- **WRITTEN TASKS**
(a) Print everything from "The White Tiger is a" down to "its servant class." in the review of Indian novels, word for word.
(b) Answer these questions about the review of Indian novels:
(i) Besides Richard Wright's books, which novel does the review name as an obvious debt of The White Tiger?
(ii) In what year does The Sea of Poppies begin?
(iii) How many pages does The Sea of Poppies run?

- **EXCERPTED PASSAGE**
------------------------------------------------------------
The White Tiger is a refreshing antidote to the kind of novels that Salman Rushdie's success made ubiquitous: India painted as a candy-colored carnival of spice and sex and gods. Those novels were often overstuffed and florid--even when tragic they celebrated the vibrancy and multiculturalism of the subcontinent above all. The White Tiger is spare, lean, and cutting--I've never read any other novel as pessimistic and condemning of Indian culture and character as this. Adiga has acknowledged that he drew on mid-century African American literature as his model and the debts to Invisible Man and Richard Wright's books are obvious, but Adiga uses them to explore the new context of a totally corrupt "modernized" India where the oppression of the caste system still persists, not least in the relationship between the wealthy and its servant class.

Massive, sprawling, enamored with local dialect, and highly influenced by Bollywood, Sacred Games at first feels a bit like one of those Rushdie clones. And though it is ultimately more life-affirming and celebratory than Adiga's poisoned rant, Chandra's lightly fantastic epic of crime dons, cops, gurus, madams, and spies reveals an India as distant from its post-independence democratic idealism as Adiga's full-frontal assault does, but it's much more fun to read. Ghosh's The Sea of Poppies is even more enamored with language than Chandra is (both books have glossaries, though Ghosh's is quite eccentric), and the book's chief pleasure is the crazily polyglot and musical mixture of more languages than I care to list here. The book is intended to be the first of a trilogy and things are definitely only just beginning at the end of its 500 pages. But there is much to enjoy now, including a large cast of fascinating characters, multilingual puns, and a revelatory look into the history of the East India Company's opium trade (the novel begins in 1838 on the eve of the Opium Wars with China). If the next two books are as excellent as this one, Ghosh may emerge as the most important Indian author alive.
------------------------------------------------------------
- **RECORDED DATA**
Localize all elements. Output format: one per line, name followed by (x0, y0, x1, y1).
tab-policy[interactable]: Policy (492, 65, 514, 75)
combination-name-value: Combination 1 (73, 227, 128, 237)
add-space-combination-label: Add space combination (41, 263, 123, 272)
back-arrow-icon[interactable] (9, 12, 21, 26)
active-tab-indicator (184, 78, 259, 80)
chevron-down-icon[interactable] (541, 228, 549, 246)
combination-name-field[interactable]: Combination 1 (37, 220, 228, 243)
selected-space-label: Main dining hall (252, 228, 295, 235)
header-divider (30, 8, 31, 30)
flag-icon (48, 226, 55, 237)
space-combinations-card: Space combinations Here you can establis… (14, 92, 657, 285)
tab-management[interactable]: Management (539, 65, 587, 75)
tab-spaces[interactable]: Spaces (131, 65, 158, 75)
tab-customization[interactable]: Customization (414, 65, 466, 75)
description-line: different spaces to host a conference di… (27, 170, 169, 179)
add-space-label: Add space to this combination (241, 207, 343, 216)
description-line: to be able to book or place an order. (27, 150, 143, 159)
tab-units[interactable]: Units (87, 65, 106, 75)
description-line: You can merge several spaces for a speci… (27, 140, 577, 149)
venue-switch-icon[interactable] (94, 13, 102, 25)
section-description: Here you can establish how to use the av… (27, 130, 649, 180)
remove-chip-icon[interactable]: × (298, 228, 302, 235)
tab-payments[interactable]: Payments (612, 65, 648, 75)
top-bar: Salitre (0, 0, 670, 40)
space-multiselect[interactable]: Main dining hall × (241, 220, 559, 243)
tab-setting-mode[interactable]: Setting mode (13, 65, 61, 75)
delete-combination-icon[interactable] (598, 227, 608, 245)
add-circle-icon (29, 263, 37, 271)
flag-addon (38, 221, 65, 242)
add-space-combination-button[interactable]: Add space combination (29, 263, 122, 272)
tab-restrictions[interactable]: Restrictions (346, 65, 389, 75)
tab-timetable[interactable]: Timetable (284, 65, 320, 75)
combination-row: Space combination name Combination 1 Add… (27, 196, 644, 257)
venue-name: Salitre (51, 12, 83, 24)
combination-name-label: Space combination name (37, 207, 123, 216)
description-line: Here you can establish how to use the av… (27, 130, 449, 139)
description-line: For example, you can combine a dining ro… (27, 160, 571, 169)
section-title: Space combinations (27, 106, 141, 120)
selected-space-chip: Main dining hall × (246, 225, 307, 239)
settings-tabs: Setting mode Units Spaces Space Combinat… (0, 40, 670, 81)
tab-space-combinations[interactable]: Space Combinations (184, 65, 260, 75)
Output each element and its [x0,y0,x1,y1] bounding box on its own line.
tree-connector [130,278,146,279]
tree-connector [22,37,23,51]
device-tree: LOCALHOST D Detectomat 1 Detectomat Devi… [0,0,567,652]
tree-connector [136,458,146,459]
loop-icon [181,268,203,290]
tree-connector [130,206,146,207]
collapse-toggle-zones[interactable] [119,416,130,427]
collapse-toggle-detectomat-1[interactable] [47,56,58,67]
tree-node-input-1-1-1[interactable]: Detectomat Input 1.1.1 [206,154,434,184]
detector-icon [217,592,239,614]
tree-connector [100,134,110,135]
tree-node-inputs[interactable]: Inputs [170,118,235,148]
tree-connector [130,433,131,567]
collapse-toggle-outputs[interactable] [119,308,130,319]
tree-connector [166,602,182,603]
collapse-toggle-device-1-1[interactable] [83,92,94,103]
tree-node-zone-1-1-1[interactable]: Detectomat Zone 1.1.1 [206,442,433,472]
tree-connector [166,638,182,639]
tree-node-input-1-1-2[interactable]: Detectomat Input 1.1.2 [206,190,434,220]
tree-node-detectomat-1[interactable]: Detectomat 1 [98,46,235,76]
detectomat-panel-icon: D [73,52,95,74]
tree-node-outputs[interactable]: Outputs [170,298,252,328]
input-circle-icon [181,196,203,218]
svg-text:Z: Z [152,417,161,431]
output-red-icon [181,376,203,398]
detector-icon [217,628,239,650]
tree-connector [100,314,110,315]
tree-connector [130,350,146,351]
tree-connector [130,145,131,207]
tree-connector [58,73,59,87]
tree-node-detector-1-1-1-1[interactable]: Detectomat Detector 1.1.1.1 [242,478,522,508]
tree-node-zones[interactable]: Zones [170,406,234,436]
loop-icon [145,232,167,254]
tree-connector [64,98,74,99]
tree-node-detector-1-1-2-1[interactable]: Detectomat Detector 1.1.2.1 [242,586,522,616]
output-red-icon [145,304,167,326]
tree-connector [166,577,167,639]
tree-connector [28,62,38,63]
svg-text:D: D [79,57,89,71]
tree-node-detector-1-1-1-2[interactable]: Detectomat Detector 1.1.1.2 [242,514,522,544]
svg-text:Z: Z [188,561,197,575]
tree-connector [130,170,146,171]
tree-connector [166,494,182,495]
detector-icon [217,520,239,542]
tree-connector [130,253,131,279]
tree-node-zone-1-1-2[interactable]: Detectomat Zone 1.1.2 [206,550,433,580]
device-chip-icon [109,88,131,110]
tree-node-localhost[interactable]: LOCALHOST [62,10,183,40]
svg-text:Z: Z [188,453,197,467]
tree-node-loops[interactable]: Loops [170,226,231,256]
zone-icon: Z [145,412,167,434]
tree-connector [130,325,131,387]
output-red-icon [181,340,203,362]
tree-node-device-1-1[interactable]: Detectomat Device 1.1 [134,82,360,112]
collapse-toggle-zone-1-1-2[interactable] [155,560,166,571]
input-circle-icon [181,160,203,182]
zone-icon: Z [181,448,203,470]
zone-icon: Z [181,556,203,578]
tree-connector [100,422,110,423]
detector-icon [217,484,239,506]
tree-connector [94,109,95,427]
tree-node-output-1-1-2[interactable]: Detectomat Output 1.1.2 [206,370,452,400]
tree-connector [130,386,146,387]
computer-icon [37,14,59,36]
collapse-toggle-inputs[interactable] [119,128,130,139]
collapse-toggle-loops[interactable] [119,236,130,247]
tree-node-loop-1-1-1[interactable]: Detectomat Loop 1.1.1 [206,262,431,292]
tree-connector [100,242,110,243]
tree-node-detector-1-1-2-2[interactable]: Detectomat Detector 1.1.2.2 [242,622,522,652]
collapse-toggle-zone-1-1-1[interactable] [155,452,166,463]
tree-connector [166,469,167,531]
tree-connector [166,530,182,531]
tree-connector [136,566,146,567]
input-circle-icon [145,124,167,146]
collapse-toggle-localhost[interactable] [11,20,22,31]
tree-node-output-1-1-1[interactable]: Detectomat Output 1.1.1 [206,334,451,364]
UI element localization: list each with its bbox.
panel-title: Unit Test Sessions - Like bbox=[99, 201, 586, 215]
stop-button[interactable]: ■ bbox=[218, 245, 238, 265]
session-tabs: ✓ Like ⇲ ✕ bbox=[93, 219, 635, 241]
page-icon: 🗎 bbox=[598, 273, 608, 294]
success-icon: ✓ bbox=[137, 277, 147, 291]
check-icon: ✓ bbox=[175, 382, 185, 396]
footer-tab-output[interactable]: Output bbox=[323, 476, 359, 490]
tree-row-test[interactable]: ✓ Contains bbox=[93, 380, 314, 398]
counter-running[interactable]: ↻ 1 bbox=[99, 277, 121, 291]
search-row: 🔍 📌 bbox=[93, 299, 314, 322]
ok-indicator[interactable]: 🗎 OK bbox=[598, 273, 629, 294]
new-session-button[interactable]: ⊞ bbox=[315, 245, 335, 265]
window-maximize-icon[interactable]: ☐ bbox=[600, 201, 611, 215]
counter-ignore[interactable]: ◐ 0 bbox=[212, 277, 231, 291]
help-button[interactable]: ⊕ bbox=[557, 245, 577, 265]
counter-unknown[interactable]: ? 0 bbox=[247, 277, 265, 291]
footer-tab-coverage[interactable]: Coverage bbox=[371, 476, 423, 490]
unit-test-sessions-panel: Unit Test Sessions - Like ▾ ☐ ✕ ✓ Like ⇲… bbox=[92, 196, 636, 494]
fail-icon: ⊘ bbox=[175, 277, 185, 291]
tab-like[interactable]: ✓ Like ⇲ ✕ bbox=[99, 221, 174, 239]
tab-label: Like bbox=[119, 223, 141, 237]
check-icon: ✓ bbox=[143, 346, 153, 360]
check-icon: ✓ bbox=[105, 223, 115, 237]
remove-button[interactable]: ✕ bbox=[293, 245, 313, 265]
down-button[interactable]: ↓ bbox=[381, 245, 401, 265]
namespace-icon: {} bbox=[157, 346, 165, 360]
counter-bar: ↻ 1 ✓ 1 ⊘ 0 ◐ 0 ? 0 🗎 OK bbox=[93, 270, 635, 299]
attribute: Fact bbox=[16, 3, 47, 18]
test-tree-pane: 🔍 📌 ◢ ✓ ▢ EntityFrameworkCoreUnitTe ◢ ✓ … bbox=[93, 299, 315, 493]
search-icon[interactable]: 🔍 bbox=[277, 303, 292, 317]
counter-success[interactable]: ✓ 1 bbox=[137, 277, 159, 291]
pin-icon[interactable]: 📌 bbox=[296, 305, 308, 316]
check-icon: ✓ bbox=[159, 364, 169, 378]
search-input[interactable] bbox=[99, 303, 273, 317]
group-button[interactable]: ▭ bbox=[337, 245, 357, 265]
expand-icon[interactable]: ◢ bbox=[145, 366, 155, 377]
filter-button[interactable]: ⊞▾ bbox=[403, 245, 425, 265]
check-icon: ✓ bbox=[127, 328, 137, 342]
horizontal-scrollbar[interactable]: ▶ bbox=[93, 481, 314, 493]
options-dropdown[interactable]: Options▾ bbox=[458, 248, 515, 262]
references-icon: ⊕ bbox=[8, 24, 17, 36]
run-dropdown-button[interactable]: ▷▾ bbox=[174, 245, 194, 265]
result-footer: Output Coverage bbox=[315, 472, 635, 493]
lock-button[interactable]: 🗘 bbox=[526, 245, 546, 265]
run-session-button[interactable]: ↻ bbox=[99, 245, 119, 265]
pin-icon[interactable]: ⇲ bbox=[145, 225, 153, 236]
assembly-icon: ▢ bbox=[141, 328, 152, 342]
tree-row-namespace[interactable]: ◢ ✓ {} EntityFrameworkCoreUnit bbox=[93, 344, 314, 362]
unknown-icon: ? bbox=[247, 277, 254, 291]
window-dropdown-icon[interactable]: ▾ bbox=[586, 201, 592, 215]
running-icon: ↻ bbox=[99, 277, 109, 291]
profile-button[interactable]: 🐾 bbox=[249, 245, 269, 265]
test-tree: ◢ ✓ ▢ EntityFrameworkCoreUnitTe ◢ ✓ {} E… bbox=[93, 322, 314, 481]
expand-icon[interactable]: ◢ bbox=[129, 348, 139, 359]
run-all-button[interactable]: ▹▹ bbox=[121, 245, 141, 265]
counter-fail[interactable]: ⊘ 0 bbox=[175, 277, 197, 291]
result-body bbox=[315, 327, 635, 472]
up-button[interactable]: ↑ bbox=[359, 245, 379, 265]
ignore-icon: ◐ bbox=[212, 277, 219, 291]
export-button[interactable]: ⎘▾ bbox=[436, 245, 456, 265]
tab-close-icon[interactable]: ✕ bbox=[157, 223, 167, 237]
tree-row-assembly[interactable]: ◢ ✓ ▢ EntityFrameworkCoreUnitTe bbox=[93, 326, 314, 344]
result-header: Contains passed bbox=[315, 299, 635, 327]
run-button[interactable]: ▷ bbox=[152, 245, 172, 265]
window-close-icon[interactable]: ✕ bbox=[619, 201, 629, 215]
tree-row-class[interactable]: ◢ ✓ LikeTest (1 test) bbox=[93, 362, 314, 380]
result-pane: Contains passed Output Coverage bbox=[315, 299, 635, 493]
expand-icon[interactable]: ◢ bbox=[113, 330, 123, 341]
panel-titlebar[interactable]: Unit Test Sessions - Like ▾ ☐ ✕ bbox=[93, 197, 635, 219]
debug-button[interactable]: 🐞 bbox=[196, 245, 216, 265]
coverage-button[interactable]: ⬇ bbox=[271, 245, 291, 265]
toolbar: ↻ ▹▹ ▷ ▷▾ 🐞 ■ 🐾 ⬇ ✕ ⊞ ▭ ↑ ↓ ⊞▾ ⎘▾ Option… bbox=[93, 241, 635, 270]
------------------------------------------------------------
- **EXERCISE ANSWERS**
(a)
The White Tiger is a refreshing antidote to the kind of novels that Salman Rushdie's success made ubiquitous: India painted as a candy-colored carnival of spice and sex and gods. Those novels were often overstuffed and florid--even when tragic they celebrated the vibrancy and multiculturalism of the subcontinent above all. The White Tiger is spare, lean, and cutting--I've never read any other novel as pessimistic and condemning of Indian culture and character as this. Adiga has acknowledged that he drew on mid-century African American literature as his model and the debts to Invisible Man and Richard Wright's books are obvious, but Adiga uses them to explore the new context of a totally corrupt "modernized" India where the oppression of the caste system still persists, not least in the relationship between the wealthy and its servant class.

(b)
(i) Invisible Man
(ii) 1838
(iii) 500